— start of MATERIAL PROVIDED —

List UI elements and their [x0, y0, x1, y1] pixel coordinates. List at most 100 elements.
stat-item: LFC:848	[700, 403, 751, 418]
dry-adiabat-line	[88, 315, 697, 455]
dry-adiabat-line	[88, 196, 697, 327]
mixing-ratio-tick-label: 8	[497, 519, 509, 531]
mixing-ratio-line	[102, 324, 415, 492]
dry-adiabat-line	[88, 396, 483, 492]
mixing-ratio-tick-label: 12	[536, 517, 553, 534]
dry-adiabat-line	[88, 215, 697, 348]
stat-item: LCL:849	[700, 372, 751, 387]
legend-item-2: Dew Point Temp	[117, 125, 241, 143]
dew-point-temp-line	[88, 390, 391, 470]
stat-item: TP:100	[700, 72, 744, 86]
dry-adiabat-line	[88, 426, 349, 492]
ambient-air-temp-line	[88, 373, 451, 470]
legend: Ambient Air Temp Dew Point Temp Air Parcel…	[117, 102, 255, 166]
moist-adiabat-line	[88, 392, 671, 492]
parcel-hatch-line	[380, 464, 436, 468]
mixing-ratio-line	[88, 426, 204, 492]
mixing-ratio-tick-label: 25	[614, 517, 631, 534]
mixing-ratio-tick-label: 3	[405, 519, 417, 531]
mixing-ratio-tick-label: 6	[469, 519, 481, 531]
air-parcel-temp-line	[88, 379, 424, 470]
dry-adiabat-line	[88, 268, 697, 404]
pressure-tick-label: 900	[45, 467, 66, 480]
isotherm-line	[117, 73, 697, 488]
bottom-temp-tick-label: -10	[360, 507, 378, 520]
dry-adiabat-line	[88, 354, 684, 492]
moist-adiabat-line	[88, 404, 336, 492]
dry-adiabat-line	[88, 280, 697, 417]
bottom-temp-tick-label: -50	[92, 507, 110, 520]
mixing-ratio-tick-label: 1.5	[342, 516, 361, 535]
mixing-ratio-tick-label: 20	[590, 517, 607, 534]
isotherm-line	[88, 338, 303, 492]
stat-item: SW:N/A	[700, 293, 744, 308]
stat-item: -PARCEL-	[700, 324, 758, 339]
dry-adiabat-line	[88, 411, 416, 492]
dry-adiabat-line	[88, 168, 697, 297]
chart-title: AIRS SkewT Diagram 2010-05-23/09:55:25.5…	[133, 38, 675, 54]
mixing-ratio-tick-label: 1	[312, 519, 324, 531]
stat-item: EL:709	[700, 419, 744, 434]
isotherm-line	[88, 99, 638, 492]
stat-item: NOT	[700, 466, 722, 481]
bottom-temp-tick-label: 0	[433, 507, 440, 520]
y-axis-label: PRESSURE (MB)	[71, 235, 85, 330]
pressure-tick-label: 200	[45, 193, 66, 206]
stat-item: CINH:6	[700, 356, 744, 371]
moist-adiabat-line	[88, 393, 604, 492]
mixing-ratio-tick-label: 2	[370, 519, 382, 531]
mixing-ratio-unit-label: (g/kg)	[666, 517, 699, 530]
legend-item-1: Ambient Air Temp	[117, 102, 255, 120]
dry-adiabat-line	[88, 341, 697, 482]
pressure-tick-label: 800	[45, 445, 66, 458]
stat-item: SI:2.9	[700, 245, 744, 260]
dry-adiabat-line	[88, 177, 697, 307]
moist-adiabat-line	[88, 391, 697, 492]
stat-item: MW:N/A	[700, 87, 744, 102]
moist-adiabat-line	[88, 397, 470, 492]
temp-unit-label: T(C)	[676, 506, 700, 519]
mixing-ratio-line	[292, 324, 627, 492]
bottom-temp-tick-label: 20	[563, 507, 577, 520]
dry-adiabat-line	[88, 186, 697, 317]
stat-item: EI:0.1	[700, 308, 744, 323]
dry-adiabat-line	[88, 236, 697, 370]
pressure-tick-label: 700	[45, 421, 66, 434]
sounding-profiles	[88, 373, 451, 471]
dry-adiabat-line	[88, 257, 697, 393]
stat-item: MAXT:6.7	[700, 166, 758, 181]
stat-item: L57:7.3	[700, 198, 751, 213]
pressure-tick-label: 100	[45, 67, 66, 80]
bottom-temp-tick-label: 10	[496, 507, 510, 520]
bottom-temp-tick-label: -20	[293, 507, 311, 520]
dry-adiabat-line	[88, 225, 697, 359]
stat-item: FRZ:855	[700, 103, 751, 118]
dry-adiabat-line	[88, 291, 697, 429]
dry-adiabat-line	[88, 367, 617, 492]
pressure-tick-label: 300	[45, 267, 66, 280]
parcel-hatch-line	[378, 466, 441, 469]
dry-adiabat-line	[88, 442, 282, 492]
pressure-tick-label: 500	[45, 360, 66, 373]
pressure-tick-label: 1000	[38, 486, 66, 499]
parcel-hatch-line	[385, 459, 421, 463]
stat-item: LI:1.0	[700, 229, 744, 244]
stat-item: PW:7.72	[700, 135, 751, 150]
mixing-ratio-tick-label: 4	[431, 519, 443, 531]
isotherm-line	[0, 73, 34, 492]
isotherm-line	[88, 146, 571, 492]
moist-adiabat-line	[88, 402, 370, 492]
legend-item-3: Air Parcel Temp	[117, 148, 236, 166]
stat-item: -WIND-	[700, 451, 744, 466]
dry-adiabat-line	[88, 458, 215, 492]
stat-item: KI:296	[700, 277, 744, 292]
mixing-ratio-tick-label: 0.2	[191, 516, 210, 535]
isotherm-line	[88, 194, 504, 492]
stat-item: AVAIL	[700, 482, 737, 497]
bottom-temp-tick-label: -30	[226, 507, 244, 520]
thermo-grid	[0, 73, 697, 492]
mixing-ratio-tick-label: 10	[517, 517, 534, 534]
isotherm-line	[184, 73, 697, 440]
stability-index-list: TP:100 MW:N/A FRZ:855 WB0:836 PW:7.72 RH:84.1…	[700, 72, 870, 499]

— end of MATERIAL PROVIDED —

Repeat the material word for word, from its first line through the line containing "legend-item-1: Ambient Air", including that line.

CORRECT RESULT:
List UI elements and their [x0, y0, x1, y1] pixel coordinates. List at most 100 elements.
stat-item: LFC:848	[700, 403, 751, 418]
dry-adiabat-line	[88, 315, 697, 455]
dry-adiabat-line	[88, 196, 697, 327]
mixing-ratio-tick-label: 8	[497, 519, 509, 531]
mixing-ratio-line	[102, 324, 415, 492]
dry-adiabat-line	[88, 396, 483, 492]
mixing-ratio-tick-label: 12	[536, 517, 553, 534]
dry-adiabat-line	[88, 215, 697, 348]
stat-item: LCL:849	[700, 372, 751, 387]
legend-item-2: Dew Point Temp	[117, 125, 241, 143]
dew-point-temp-line	[88, 390, 391, 470]
stat-item: TP:100	[700, 72, 744, 86]
dry-adiabat-line	[88, 426, 349, 492]
ambient-air-temp-line	[88, 373, 451, 470]
legend: Ambient Air Temp Dew Point Temp Air Parcel…	[117, 102, 255, 166]
moist-adiabat-line	[88, 392, 671, 492]
parcel-hatch-line	[380, 464, 436, 468]
mixing-ratio-line	[88, 426, 204, 492]
mixing-ratio-tick-label: 25	[614, 517, 631, 534]
mixing-ratio-tick-label: 3	[405, 519, 417, 531]
mixing-ratio-tick-label: 6	[469, 519, 481, 531]
air-parcel-temp-line	[88, 379, 424, 470]
dry-adiabat-line	[88, 268, 697, 404]
pressure-tick-label: 900	[45, 467, 66, 480]
isotherm-line	[117, 73, 697, 488]
bottom-temp-tick-label: -10	[360, 507, 378, 520]
dry-adiabat-line	[88, 354, 684, 492]
moist-adiabat-line	[88, 404, 336, 492]
dry-adiabat-line	[88, 280, 697, 417]
bottom-temp-tick-label: -50	[92, 507, 110, 520]
mixing-ratio-tick-label: 1.5	[342, 516, 361, 535]
mixing-ratio-tick-label: 20	[590, 517, 607, 534]
isotherm-line	[88, 338, 303, 492]
stat-item: SW:N/A	[700, 293, 744, 308]
stat-item: -PARCEL-	[700, 324, 758, 339]
dry-adiabat-line	[88, 411, 416, 492]
dry-adiabat-line	[88, 168, 697, 297]
chart-title: AIRS SkewT Diagram 2010-05-23/09:55:25.5…	[133, 38, 675, 54]
mixing-ratio-tick-label: 1	[312, 519, 324, 531]
stat-item: EL:709	[700, 419, 744, 434]
isotherm-line	[88, 99, 638, 492]
stat-item: NOT	[700, 466, 722, 481]
bottom-temp-tick-label: 0	[433, 507, 440, 520]
y-axis-label: PRESSURE (MB)	[71, 235, 85, 330]
pressure-tick-label: 200	[45, 193, 66, 206]
stat-item: CINH:6	[700, 356, 744, 371]
moist-adiabat-line	[88, 393, 604, 492]
mixing-ratio-tick-label: 2	[370, 519, 382, 531]
mixing-ratio-unit-label: (g/kg)	[666, 517, 699, 530]
legend-item-1: Ambient Air Temp	[117, 102, 255, 120]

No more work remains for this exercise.